## Prompt
All records are to be retyped faithfully and completely.

──────── Data to process ────────

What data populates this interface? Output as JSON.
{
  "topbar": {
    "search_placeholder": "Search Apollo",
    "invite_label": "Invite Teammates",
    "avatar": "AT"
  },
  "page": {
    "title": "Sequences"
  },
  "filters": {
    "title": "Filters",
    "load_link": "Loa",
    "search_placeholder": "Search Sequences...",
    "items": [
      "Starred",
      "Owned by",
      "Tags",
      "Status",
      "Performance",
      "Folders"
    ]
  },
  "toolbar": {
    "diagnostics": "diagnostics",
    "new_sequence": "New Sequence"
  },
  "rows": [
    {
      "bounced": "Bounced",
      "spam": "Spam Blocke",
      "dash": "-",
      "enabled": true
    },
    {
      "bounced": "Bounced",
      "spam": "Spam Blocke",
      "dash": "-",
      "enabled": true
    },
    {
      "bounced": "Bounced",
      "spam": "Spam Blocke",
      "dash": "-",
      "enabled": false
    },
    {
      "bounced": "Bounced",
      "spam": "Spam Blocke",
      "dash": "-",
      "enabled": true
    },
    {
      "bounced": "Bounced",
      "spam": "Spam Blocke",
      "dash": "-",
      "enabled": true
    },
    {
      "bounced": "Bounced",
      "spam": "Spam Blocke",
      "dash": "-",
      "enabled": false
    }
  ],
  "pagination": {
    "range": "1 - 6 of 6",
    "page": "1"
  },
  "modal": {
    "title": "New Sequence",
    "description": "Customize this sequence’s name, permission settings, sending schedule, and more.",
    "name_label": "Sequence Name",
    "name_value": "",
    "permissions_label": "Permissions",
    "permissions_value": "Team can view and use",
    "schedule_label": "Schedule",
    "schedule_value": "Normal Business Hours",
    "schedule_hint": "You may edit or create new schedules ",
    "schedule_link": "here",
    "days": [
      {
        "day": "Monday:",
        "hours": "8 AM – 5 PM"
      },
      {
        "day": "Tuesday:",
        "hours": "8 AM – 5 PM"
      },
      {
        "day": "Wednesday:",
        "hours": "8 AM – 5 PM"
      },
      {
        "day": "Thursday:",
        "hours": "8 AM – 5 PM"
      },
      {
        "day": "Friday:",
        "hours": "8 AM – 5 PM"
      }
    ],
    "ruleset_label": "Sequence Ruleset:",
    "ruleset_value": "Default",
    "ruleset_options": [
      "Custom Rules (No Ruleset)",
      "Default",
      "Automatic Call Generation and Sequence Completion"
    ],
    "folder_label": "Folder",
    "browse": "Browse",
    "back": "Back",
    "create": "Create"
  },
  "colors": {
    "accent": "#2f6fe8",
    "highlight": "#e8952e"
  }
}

────────

## Worked answer
What data populates this interface? Output as JSON.
{
  "topbar": {
    "search_placeholder": "Search Apollo",
    "invite_label": "Invite Teammates",
    "avatar": "AT"
  },
  "page": {
    "title": "Sequences"
  },
  "filters": {
    "title": "Filters",
    "load_link": "Loa",
    "search_placeholder": "Search Sequences...",
    "items": [
      "Starred",
      "Owned by",
      "Tags",
      "Status",
      "Performance",
      "Folders"
    ]
  },
  "toolbar": {
    "diagnostics": "diagnostics",
    "new_sequence": "New Sequence"
  },
  "rows": [
    {
      "bounced": "Bounced",
      "spam": "Spam Blocke",
      "dash": "-",
      "enabled": true
    },
    {
      "bounced": "Bounced",
      "spam": "Spam Blocke",
      "dash": "-",
      "enabled": true
    },
    {
      "bounced": "Bounced",
      "spam": "Spam Blocke",
      "dash": "-",
      "enabled": false
    },
    {
      "bounced": "Bounced",
      "spam": "Spam Blocke",
      "dash": "-",
      "enabled": true
    },
    {
      "bounced": "Bounced",
      "spam": "Spam Blocke",
      "dash": "-",
      "enabled": true
    },
    {
      "bounced": "Bounced",
      "spam": "Spam Blocke",
      "dash": "-",
      "enabled": false
    }
  ],
  "pagination": {
    "range": "1 - 6 of 6",
    "page": "1"
  },
  "modal": {
    "title": "New Sequence",
    "description": "Customize this sequence’s name, permission settings, sending schedule, and more.",
    "name_label": "Sequence Name",
    "name_value": "",
    "permissions_label": "Permissions",
    "permissions_value": "Team can view and use",
    "schedule_label": "Schedule",
    "schedule_value": "Normal Business Hours",
    "schedule_hint": "You may edit or create new schedules ",
    "schedule_link": "here",
    "days": [
      {
        "day": "Monday:",
        "hours": "8 AM – 5 PM"
      },
      {
        "day": "Tuesday:",
        "hours": "8 AM – 5 PM"
      },
      {
        "day": "Wednesday:",
        "hours": "8 AM – 5 PM"
      },
      {
        "day": "Thursday:",
        "hours": "8 AM – 5 PM"
      },
      {
        "day": "Friday:",
        "hours": "8 AM – 5 PM"
      }
    ],
    "ruleset_label": "Sequence Ruleset:",
    "ruleset_value": "Default",
    "ruleset_options": [
      "Custom Rules (No Ruleset)",
      "Default",
      "Automatic Call Generation and Sequence Completion"
    ],
    "folder_label": "Folder",
    "browse": "Browse",
    "back": "Back",
    "create": "Create"
  },
  "colors": {
    "accent": "#2f6fe8",
    "highlight": "#e8952e"
  }
}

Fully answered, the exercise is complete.